— start —

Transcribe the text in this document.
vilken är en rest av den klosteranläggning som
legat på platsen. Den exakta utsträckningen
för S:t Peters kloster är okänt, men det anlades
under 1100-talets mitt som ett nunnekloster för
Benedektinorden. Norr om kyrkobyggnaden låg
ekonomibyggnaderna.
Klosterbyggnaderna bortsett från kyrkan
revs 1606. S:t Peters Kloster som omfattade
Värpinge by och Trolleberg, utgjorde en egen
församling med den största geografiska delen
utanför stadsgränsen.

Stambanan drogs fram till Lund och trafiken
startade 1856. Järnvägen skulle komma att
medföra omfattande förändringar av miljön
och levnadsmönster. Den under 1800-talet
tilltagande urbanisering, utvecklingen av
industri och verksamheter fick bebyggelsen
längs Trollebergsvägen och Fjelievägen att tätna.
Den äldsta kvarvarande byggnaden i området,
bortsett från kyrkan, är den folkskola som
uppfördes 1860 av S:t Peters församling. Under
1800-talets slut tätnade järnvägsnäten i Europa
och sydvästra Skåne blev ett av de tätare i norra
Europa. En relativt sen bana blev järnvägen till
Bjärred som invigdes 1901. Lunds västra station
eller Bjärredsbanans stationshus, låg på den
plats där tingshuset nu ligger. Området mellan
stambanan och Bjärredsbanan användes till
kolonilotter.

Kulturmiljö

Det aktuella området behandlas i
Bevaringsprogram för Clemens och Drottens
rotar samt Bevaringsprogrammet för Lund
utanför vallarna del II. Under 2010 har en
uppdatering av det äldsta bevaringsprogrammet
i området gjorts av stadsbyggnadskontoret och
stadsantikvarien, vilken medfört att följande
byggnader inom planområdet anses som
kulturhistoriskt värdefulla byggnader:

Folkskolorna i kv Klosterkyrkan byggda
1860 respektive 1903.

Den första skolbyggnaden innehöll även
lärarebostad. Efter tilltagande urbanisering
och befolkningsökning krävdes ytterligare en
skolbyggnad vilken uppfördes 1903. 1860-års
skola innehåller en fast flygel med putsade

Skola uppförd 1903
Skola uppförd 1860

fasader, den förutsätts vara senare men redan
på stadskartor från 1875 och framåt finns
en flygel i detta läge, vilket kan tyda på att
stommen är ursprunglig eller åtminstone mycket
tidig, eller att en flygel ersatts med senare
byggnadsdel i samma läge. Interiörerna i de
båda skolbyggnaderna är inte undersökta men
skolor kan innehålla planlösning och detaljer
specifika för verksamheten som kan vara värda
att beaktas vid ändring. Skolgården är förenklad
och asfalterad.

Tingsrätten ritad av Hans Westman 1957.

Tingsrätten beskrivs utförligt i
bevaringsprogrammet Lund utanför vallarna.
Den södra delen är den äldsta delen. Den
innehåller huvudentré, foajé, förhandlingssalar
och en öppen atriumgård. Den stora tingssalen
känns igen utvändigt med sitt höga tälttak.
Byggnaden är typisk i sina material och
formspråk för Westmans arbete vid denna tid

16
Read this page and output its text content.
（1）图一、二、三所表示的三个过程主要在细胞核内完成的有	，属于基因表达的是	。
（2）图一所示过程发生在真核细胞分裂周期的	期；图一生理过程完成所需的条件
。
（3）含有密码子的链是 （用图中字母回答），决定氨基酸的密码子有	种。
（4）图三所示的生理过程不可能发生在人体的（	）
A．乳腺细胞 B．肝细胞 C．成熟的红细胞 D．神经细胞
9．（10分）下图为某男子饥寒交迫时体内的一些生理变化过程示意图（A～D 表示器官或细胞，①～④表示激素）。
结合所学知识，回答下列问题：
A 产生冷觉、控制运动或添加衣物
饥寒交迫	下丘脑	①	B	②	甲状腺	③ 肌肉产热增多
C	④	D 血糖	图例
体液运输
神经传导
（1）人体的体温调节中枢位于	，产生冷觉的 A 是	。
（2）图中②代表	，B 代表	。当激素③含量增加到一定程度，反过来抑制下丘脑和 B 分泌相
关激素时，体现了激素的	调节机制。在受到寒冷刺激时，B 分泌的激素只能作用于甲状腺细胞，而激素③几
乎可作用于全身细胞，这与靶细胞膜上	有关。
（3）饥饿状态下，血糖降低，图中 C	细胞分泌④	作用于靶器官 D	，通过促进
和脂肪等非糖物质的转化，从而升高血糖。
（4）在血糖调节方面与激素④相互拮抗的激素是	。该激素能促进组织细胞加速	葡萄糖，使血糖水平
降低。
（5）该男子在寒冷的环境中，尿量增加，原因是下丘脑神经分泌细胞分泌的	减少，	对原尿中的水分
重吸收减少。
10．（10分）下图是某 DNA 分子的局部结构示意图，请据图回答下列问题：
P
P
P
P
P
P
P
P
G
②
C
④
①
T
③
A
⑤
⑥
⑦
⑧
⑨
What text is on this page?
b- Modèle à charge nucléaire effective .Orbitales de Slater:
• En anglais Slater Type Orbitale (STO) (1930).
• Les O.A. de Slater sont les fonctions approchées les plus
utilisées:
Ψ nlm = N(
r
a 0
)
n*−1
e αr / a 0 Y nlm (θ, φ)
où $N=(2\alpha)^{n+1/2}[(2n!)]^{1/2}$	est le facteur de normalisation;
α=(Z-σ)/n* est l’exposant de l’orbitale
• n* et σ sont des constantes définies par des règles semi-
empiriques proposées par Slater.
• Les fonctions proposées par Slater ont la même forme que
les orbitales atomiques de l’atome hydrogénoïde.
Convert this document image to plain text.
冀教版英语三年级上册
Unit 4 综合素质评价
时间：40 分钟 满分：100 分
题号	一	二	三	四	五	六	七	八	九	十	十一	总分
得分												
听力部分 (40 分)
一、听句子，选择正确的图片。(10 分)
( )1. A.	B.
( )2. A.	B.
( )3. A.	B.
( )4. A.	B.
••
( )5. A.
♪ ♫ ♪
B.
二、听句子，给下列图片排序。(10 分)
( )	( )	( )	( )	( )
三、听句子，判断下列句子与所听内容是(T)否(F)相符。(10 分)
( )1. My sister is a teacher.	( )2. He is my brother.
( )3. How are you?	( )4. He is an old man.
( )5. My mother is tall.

— end —

#### INSTRUCTIONS TO FOLLOW
Make an exact copy of the records.

#### EXERCISE SOLUTION
Transcribe the text in this document.
vilken är en rest av den klosteranläggning som
legat på platsen. Den exakta utsträckningen
för S:t Peters kloster är okänt, men det anlades
under 1100-talets mitt som ett nunnekloster för
Benedektinorden. Norr om kyrkobyggnaden låg
ekonomibyggnaderna.
Klosterbyggnaderna bortsett från kyrkan
revs 1606. S:t Peters Kloster som omfattade
Värpinge by och Trolleberg, utgjorde en egen
församling med den största geografiska delen
utanför stadsgränsen.

Stambanan drogs fram till Lund och trafiken
startade 1856. Järnvägen skulle komma att
medföra omfattande förändringar av miljön
och levnadsmönster. Den under 1800-talet
tilltagande urbanisering, utvecklingen av
industri och verksamheter fick bebyggelsen
längs Trollebergsvägen och Fjelievägen att tätna.
Den äldsta kvarvarande byggnaden i området,
bortsett från kyrkan, är den folkskola som
uppfördes 1860 av S:t Peters församling. Under
1800-talets slut tätnade järnvägsnäten i Europa
och sydvästra Skåne blev ett av de tätare i norra
Europa. En relativt sen bana blev järnvägen till
Bjärred som invigdes 1901. Lunds västra station
eller Bjärredsbanans stationshus, låg på den
plats där tingshuset nu ligger. Området mellan
stambanan och Bjärredsbanan användes till
kolonilotter.

Kulturmiljö

Det aktuella området behandlas i
Bevaringsprogram för Clemens och Drottens
rotar samt Bevaringsprogrammet för Lund
utanför vallarna del II. Under 2010 har en
uppdatering av det äldsta bevaringsprogrammet
i området gjorts av stadsbyggnadskontoret och
stadsantikvarien, vilken medfört att följande
byggnader inom planområdet anses som
kulturhistoriskt värdefulla byggnader:

Folkskolorna i kv Klosterkyrkan byggda
1860 respektive 1903.

Den första skolbyggnaden innehöll även
lärarebostad. Efter tilltagande urbanisering
och befolkningsökning krävdes ytterligare en
skolbyggnad vilken uppfördes 1903. 1860-års
skola innehåller en fast flygel med putsade

Skola uppförd 1903
Skola uppförd 1860

fasader, den förutsätts vara senare men redan
på stadskartor från 1875 och framåt finns
en flygel i detta läge, vilket kan tyda på att
stommen är ursprunglig eller åtminstone mycket
tidig, eller att en flygel ersatts med senare
byggnadsdel i samma läge. Interiörerna i de
båda skolbyggnaderna är inte undersökta men
skolor kan innehålla planlösning och detaljer
specifika för verksamheten som kan vara värda
att beaktas vid ändring. Skolgården är förenklad
och asfalterad.

Tingsrätten ritad av Hans Westman 1957.

Tingsrätten beskrivs utförligt i
bevaringsprogrammet Lund utanför vallarna.
Den södra delen är den äldsta delen. Den
innehåller huvudentré, foajé, förhandlingssalar
och en öppen atriumgård. Den stora tingssalen
känns igen utvändigt med sitt höga tälttak.
Byggnaden är typisk i sina material och
formspråk för Westmans arbete vid denna tid

16
Read this page and output its text content.
（1）图一、二、三所表示的三个过程主要在细胞核内完成的有	，属于基因表达的是	。
（2）图一所示过程发生在真核细胞分裂周期的	期；图一生理过程完成所需的条件
。
（3）含有密码子的链是 （用图中字母回答），决定氨基酸的密码子有	种。
（4）图三所示的生理过程不可能发生在人体的（	）
A．乳腺细胞 B．肝细胞 C．成熟的红细胞 D．神经细胞
9．（10分）下图为某男子饥寒交迫时体内的一些生理变化过程示意图（A～D 表示器官或细胞，①～④表示激素）。
结合所学知识，回答下列问题：
A 产生冷觉、控制运动或添加衣物
饥寒交迫	下丘脑	①	B	②	甲状腺	③ 肌肉产热增多
C	④	D 血糖	图例
体液运输
神经传导
（1）人体的体温调节中枢位于	，产生冷觉的 A 是	。
（2）图中②代表	，B 代表	。当激素③含量增加到一定程度，反过来抑制下丘脑和 B 分泌相
关激素时，体现了激素的	调节机制。在受到寒冷刺激时，B 分泌的激素只能作用于甲状腺细胞，而激素③几
乎可作用于全身细胞，这与靶细胞膜上	有关。
（3）饥饿状态下，血糖降低，图中 C	细胞分泌④	作用于靶器官 D	，通过促进
和脂肪等非糖物质的转化，从而升高血糖。
（4）在血糖调节方面与激素④相互拮抗的激素是	。该激素能促进组织细胞加速	葡萄糖，使血糖水平
降低。
（5）该男子在寒冷的环境中，尿量增加，原因是下丘脑神经分泌细胞分泌的	减少，	对原尿中的水分
重吸收减少。
10．（10分）下图是某 DNA 分子的局部结构示意图，请据图回答下列问题：
P
P
P
P
P
P
P
P
G
②
C
④
①
T
③
A
⑤
⑥
⑦
⑧
⑨
What text is on this page?
b- Modèle à charge nucléaire effective .Orbitales de Slater:
• En anglais Slater Type Orbitale (STO) (1930).
• Les O.A. de Slater sont les fonctions approchées les plus
utilisées:
Ψ nlm = N(
r
a 0
)
n*−1
e αr / a 0 Y nlm (θ, φ)
où $N=(2\alpha)^{n+1/2}[(2n!)]^{1/2}$	est le facteur de normalisation;
α=(Z-σ)/n* est l’exposant de l’orbitale
• n* et σ sont des constantes définies par des règles semi-
empiriques proposées par Slater.
• Les fonctions proposées par Slater ont la même forme que
les orbitales atomiques de l’atome hydrogénoïde.
Convert this document image to plain text.
冀教版英语三年级上册
Unit 4 综合素质评价
时间：40 分钟 满分：100 分
题号	一	二	三	四	五	六	七	八	九	十	十一	总分
得分												
听力部分 (40 分)
一、听句子，选择正确的图片。(10 分)
( )1. A.	B.
( )2. A.	B.
( )3. A.	B.
( )4. A.	B.
••
( )5. A.
♪ ♫ ♪
B.
二、听句子，给下列图片排序。(10 分)
( )	( )	( )	( )	( )
三、听句子，判断下列句子与所听内容是(T)否(F)相符。(10 分)
( )1. My sister is a teacher.	( )2. He is my brother.
( )3. How are you?	( )4. He is an old man.
( )5. My mother is tall.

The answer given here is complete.